Dataset items:
....

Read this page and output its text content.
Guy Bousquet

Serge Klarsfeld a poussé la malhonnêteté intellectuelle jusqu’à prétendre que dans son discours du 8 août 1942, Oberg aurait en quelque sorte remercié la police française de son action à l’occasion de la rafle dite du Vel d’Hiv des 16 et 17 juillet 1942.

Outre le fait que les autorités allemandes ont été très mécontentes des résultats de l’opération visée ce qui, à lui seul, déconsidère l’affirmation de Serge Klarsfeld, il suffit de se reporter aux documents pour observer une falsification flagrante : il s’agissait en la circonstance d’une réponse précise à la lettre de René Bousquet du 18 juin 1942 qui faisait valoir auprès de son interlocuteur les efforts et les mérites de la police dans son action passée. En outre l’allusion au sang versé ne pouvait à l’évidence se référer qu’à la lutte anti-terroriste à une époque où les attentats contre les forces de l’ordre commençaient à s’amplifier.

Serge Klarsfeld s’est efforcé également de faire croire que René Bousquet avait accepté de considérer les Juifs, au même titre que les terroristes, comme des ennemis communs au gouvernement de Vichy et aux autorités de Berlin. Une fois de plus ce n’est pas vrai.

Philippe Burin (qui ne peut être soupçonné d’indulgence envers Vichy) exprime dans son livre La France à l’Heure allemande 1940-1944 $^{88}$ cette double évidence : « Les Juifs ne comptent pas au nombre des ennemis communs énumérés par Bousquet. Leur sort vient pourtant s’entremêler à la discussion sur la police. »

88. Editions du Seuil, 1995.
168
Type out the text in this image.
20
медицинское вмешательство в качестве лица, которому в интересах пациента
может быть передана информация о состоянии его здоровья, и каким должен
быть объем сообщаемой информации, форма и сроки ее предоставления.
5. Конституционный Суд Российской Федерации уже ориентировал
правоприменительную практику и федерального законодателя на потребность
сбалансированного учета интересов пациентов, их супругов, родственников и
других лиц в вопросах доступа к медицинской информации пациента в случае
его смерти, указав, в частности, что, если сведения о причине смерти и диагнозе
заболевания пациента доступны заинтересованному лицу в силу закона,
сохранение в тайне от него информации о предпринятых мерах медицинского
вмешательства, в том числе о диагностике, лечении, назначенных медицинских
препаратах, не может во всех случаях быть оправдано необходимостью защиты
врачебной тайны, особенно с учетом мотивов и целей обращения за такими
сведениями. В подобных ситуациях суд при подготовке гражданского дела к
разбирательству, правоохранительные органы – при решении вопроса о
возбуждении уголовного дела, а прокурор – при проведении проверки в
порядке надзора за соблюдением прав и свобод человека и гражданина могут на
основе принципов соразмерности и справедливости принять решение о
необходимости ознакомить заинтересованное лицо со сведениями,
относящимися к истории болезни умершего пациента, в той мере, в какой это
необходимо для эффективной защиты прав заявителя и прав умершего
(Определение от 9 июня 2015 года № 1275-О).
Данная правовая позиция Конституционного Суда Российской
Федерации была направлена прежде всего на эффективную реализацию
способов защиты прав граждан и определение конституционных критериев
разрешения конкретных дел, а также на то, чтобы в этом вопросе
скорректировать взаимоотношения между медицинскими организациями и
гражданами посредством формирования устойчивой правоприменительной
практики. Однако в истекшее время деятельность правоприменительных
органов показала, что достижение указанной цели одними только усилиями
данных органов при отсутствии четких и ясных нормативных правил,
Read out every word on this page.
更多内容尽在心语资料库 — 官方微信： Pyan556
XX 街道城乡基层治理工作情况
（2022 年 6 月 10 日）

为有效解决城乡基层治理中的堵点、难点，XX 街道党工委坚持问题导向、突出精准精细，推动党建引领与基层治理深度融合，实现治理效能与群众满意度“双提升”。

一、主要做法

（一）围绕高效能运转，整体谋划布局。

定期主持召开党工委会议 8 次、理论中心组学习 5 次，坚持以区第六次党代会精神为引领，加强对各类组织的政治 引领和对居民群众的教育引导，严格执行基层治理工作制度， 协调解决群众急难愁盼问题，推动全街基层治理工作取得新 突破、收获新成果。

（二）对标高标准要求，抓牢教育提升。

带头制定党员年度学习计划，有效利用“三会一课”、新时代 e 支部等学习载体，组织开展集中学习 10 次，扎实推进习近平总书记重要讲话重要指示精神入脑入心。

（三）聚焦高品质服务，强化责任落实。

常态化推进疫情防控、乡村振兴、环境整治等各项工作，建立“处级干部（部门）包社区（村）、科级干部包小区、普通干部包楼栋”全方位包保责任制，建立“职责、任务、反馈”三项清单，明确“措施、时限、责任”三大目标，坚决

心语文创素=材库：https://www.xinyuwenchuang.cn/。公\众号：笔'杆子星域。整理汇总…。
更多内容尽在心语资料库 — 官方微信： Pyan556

....

Every record shown above must be echoed exactly.

PROBLEM SOLUTION
Read this page and output its text content.
Guy Bousquet

Serge Klarsfeld a poussé la malhonnêteté intellectuelle jusqu’à prétendre que dans son discours du 8 août 1942, Oberg aurait en quelque sorte remercié la police française de son action à l’occasion de la rafle dite du Vel d’Hiv des 16 et 17 juillet 1942.

Outre le fait que les autorités allemandes ont été très mécontentes des résultats de l’opération visée ce qui, à lui seul, déconsidère l’affirmation de Serge Klarsfeld, il suffit de se reporter aux documents pour observer une falsification flagrante : il s’agissait en la circonstance d’une réponse précise à la lettre de René Bousquet du 18 juin 1942 qui faisait valoir auprès de son interlocuteur les efforts et les mérites de la police dans son action passée. En outre l’allusion au sang versé ne pouvait à l’évidence se référer qu’à la lutte anti-terroriste à une époque où les attentats contre les forces de l’ordre commençaient à s’amplifier.

Serge Klarsfeld s’est efforcé également de faire croire que René Bousquet avait accepté de considérer les Juifs, au même titre que les terroristes, comme des ennemis communs au gouvernement de Vichy et aux autorités de Berlin. Une fois de plus ce n’est pas vrai.

Philippe Burin (qui ne peut être soupçonné d’indulgence envers Vichy) exprime dans son livre La France à l’Heure allemande 1940-1944 $^{88}$ cette double évidence : « Les Juifs ne comptent pas au nombre des ennemis communs énumérés par Bousquet. Leur sort vient pourtant s’entremêler à la discussion sur la police. »

88. Editions du Seuil, 1995.
168
Type out the text in this image.
20
медицинское вмешательство в качестве лица, которому в интересах пациента
может быть передана информация о состоянии его здоровья, и каким должен
быть объем сообщаемой информации, форма и сроки ее предоставления.
5. Конституционный Суд Российской Федерации уже ориентировал
правоприменительную практику и федерального законодателя на потребность
сбалансированного учета интересов пациентов, их супругов, родственников и
других лиц в вопросах доступа к медицинской информации пациента в случае
его смерти, указав, в частности, что, если сведения о причине смерти и диагнозе
заболевания пациента доступны заинтересованному лицу в силу закона,
сохранение в тайне от него информации о предпринятых мерах медицинского
вмешательства, в том числе о диагностике, лечении, назначенных медицинских
препаратах, не может во всех случаях быть оправдано необходимостью защиты
врачебной тайны, особенно с учетом мотивов и целей обращения за такими
сведениями. В подобных ситуациях суд при подготовке гражданского дела к
разбирательству, правоохранительные органы – при решении вопроса о
возбуждении уголовного дела, а прокурор – при проведении проверки в
порядке надзора за соблюдением прав и свобод человека и гражданина могут на
основе принципов соразмерности и справедливости принять решение о
необходимости ознакомить заинтересованное лицо со сведениями,
относящимися к истории болезни умершего пациента, в той мере, в какой это
необходимо для эффективной защиты прав заявителя и прав умершего
(Определение от 9 июня 2015 года № 1275-О).
Данная правовая позиция Конституционного Суда Российской
Федерации была направлена прежде всего на эффективную реализацию
способов защиты прав граждан и определение конституционных критериев
разрешения конкретных дел, а также на то, чтобы в этом вопросе
скорректировать взаимоотношения между медицинскими организациями и
гражданами посредством формирования устойчивой правоприменительной
практики. Однако в истекшее время деятельность правоприменительных
органов показала, что достижение указанной цели одними только усилиями
данных органов при отсутствии четких и ясных нормативных правил,
Read out every word on this page.
更多内容尽在心语资料库 — 官方微信： Pyan556
XX 街道城乡基层治理工作情况
（2022 年 6 月 10 日）

为有效解决城乡基层治理中的堵点、难点，XX 街道党工委坚持问题导向、突出精准精细，推动党建引领与基层治理深度融合，实现治理效能与群众满意度“双提升”。

一、主要做法

（一）围绕高效能运转，整体谋划布局。

定期主持召开党工委会议 8 次、理论中心组学习 5 次，坚持以区第六次党代会精神为引领，加强对各类组织的政治 引领和对居民群众的教育引导，严格执行基层治理工作制度， 协调解决群众急难愁盼问题，推动全街基层治理工作取得新 突破、收获新成果。

（二）对标高标准要求，抓牢教育提升。

带头制定党员年度学习计划，有效利用“三会一课”、新时代 e 支部等学习载体，组织开展集中学习 10 次，扎实推进习近平总书记重要讲话重要指示精神入脑入心。

（三）聚焦高品质服务，强化责任落实。

常态化推进疫情防控、乡村振兴、环境整治等各项工作，建立“处级干部（部门）包社区（村）、科级干部包小区、普通干部包楼栋”全方位包保责任制，建立“职责、任务、反馈”三项清单，明确“措施、时限、责任”三大目标，坚决

心语文创素=材库：https://www.xinyuwenchuang.cn/。公\众号：笔'杆子星域。整理汇总…。
更多内容尽在心语资料库 — 官方微信： Pyan556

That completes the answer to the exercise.